→ **Data to use**:
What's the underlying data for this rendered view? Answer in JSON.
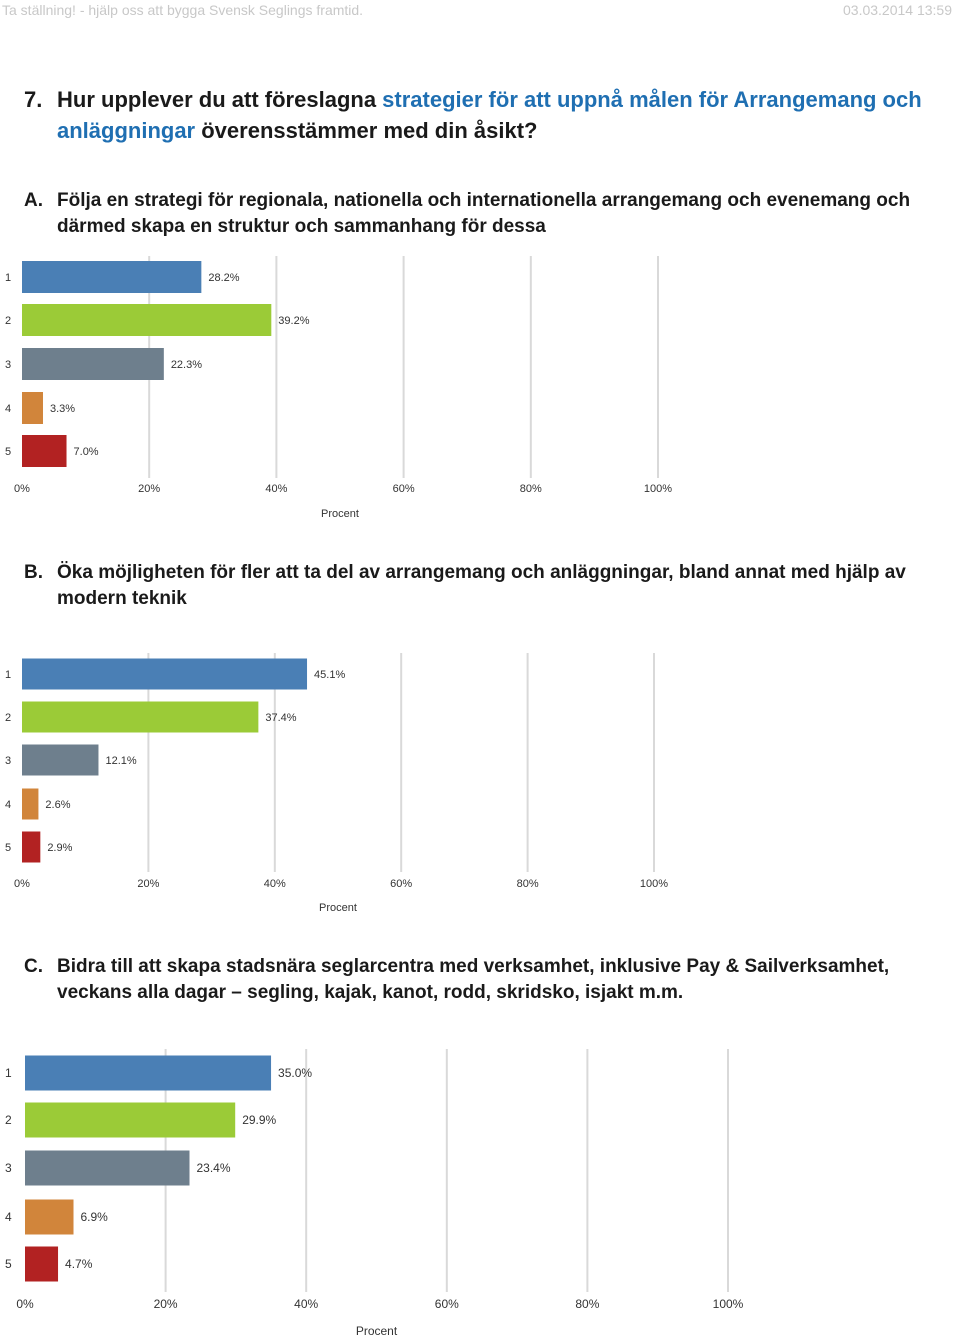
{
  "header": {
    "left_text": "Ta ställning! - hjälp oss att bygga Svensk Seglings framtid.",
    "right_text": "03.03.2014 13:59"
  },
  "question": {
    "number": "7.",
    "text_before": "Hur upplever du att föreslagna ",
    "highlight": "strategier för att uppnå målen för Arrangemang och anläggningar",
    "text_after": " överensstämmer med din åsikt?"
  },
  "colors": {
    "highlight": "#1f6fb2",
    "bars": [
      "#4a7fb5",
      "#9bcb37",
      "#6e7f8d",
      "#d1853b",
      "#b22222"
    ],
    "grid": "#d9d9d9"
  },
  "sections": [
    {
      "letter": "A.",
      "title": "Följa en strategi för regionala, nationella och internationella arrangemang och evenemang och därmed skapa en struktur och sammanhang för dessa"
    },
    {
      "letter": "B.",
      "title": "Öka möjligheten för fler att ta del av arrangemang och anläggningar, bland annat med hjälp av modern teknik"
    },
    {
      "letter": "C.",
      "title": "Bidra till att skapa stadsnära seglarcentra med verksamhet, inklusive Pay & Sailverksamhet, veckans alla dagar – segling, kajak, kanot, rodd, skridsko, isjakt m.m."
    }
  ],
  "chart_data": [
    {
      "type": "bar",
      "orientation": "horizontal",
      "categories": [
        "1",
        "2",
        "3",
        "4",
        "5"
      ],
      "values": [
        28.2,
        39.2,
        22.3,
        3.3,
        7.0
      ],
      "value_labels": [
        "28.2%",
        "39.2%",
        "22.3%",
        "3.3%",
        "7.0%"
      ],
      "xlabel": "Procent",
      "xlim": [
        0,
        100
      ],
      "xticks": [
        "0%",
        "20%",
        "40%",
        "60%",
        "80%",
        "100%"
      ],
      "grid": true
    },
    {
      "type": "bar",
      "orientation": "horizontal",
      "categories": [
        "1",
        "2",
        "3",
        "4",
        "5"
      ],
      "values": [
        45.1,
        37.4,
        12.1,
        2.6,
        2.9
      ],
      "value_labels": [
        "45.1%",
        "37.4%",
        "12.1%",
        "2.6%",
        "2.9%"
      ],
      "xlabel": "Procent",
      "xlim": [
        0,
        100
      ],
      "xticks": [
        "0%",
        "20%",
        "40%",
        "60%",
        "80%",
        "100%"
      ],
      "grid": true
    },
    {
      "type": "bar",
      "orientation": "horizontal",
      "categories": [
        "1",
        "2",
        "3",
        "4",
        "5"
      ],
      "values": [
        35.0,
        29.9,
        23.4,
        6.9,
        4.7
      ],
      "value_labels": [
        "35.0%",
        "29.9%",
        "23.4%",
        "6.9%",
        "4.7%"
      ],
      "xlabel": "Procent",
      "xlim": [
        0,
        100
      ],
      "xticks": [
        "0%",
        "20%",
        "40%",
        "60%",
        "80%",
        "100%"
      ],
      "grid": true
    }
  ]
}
...
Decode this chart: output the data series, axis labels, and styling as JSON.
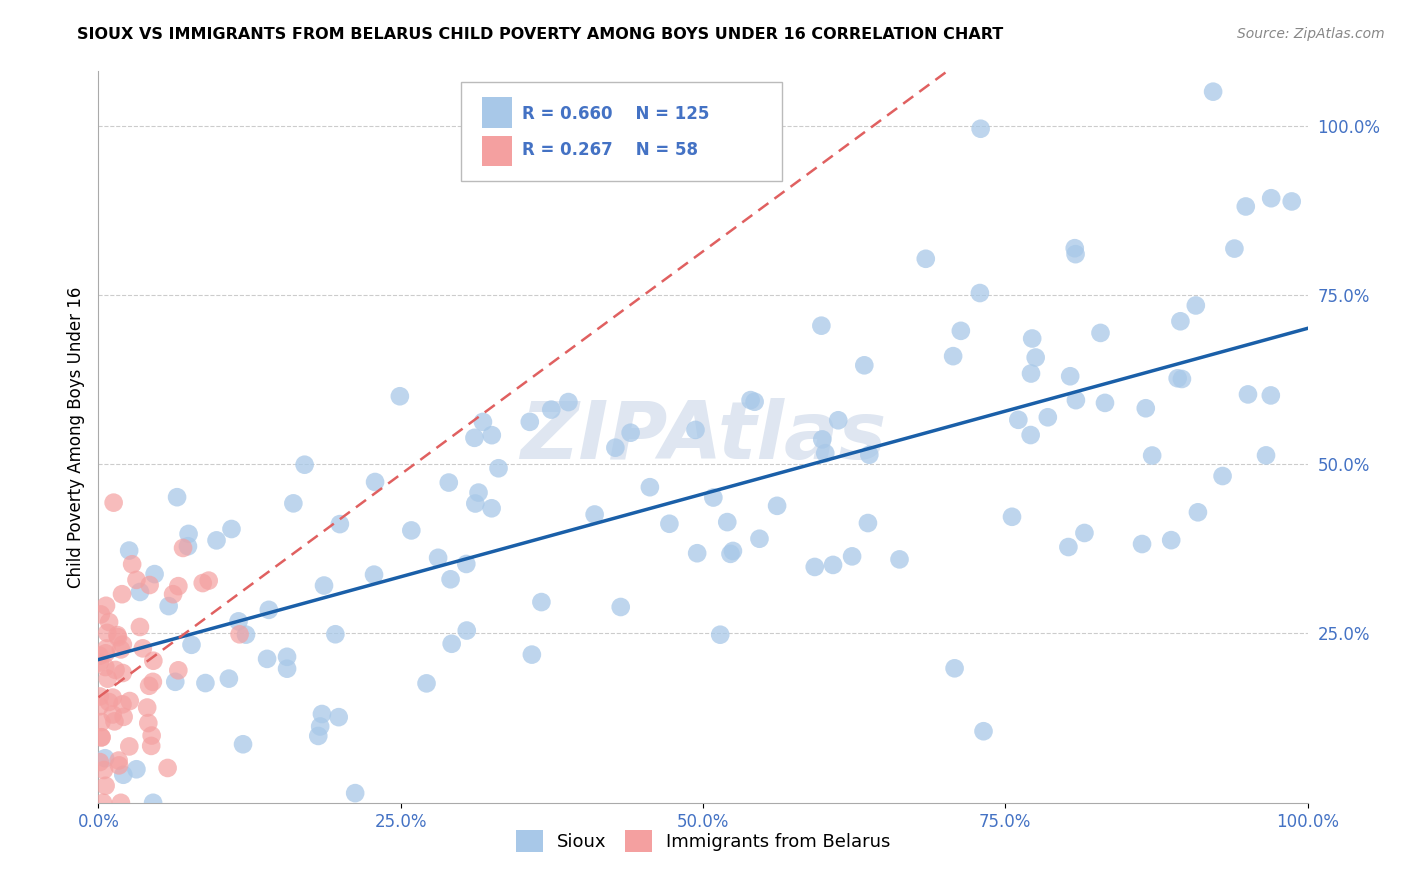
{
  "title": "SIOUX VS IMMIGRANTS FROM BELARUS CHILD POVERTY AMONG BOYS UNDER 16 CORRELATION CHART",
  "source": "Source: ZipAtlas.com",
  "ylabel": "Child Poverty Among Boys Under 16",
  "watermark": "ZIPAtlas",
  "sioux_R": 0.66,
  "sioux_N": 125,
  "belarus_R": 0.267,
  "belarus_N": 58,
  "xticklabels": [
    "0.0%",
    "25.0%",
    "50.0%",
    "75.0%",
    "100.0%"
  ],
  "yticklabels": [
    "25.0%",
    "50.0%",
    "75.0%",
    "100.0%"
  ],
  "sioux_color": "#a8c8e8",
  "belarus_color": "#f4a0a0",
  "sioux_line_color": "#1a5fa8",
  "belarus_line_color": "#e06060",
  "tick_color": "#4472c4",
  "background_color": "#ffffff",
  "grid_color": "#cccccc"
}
==
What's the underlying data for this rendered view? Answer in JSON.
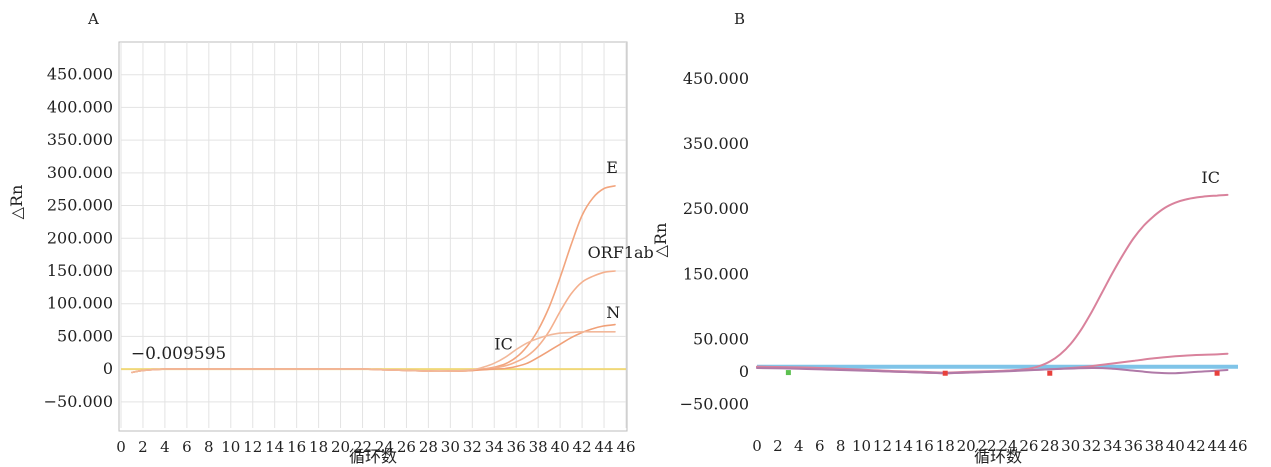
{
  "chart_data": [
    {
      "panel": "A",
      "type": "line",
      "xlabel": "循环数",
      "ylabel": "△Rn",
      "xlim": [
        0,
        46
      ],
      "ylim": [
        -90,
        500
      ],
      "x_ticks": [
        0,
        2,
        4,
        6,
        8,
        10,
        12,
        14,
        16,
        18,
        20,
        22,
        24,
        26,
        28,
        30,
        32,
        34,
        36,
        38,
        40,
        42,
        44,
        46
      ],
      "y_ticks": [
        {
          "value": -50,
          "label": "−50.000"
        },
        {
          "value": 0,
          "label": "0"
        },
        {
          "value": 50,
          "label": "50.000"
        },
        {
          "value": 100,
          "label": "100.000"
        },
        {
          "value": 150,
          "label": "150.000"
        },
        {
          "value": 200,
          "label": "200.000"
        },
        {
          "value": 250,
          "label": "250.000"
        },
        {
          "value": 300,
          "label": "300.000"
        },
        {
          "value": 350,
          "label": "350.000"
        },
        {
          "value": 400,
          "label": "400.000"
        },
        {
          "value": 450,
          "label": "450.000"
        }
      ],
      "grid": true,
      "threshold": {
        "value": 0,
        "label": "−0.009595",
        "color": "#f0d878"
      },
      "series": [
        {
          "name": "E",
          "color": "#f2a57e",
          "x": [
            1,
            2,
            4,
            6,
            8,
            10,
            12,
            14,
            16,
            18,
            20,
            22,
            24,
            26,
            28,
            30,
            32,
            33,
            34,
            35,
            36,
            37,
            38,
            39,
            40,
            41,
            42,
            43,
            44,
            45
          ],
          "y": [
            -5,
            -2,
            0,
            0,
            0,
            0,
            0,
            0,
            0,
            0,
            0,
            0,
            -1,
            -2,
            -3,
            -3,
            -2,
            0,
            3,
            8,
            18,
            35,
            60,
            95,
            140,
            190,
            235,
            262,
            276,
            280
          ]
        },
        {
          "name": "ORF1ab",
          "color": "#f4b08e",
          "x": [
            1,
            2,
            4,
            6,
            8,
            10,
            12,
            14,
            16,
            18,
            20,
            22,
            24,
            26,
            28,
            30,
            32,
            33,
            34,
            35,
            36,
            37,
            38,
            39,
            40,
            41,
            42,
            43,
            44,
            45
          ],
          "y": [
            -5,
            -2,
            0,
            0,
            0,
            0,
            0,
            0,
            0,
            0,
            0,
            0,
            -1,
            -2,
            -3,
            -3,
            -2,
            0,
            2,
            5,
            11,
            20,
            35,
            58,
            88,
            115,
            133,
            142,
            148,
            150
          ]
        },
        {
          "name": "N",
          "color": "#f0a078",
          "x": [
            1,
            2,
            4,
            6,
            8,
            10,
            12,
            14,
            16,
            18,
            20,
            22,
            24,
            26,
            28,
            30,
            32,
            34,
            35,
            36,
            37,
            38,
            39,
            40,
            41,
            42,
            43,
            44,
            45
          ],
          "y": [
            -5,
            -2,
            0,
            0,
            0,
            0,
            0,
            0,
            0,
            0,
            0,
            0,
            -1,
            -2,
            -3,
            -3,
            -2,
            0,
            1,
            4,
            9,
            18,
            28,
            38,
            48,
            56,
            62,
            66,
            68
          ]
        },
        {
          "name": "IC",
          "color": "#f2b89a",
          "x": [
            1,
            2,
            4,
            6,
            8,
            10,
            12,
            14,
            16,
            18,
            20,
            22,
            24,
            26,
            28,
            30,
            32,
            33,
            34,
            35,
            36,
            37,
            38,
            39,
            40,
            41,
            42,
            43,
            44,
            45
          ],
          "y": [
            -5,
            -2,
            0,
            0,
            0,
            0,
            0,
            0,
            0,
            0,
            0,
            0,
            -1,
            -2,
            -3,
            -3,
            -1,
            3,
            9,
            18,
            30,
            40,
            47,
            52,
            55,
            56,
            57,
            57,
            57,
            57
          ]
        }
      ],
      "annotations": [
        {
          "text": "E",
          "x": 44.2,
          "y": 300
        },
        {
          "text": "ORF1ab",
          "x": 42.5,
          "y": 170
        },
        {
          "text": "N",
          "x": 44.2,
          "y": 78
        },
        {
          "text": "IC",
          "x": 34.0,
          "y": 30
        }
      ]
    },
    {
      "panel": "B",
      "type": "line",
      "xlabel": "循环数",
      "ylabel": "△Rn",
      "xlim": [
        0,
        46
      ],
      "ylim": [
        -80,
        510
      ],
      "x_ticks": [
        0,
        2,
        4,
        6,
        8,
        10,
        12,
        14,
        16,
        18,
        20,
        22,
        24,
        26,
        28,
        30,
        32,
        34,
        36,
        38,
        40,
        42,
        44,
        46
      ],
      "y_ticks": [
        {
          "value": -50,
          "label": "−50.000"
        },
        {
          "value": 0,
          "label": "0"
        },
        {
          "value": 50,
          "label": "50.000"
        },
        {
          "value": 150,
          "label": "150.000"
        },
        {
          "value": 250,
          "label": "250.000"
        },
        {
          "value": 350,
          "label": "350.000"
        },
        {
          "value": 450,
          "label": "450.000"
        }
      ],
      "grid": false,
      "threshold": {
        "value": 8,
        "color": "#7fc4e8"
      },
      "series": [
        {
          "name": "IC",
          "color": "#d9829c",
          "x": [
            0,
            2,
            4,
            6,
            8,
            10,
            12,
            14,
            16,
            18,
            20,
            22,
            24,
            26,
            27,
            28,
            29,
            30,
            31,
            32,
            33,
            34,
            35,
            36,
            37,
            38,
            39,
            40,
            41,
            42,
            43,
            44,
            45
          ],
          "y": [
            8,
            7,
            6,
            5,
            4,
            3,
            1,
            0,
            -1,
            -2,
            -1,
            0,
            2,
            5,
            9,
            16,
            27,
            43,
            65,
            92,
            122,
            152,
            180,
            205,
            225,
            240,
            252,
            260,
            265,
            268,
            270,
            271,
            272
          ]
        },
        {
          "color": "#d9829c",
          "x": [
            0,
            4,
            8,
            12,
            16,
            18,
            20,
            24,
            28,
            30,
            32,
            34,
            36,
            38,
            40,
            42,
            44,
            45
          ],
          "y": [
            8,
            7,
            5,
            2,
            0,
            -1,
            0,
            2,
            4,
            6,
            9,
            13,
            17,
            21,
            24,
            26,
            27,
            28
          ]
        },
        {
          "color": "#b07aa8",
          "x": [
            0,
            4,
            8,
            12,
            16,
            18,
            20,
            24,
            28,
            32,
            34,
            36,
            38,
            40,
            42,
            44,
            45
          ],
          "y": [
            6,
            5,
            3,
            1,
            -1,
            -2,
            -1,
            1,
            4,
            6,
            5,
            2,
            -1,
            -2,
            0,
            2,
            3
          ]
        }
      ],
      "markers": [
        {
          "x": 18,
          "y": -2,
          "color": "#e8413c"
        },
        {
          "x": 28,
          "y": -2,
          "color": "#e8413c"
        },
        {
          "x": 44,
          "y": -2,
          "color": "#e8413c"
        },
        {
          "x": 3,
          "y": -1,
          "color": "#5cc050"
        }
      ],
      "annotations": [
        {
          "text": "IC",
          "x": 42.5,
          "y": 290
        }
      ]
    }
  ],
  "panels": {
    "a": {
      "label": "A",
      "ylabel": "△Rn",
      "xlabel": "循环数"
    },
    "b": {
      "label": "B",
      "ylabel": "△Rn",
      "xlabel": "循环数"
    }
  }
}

→ **Request**: What is the number of lines in this material that hold the string "highlight"? Answer with that number only.

→ **Problem solution**: 2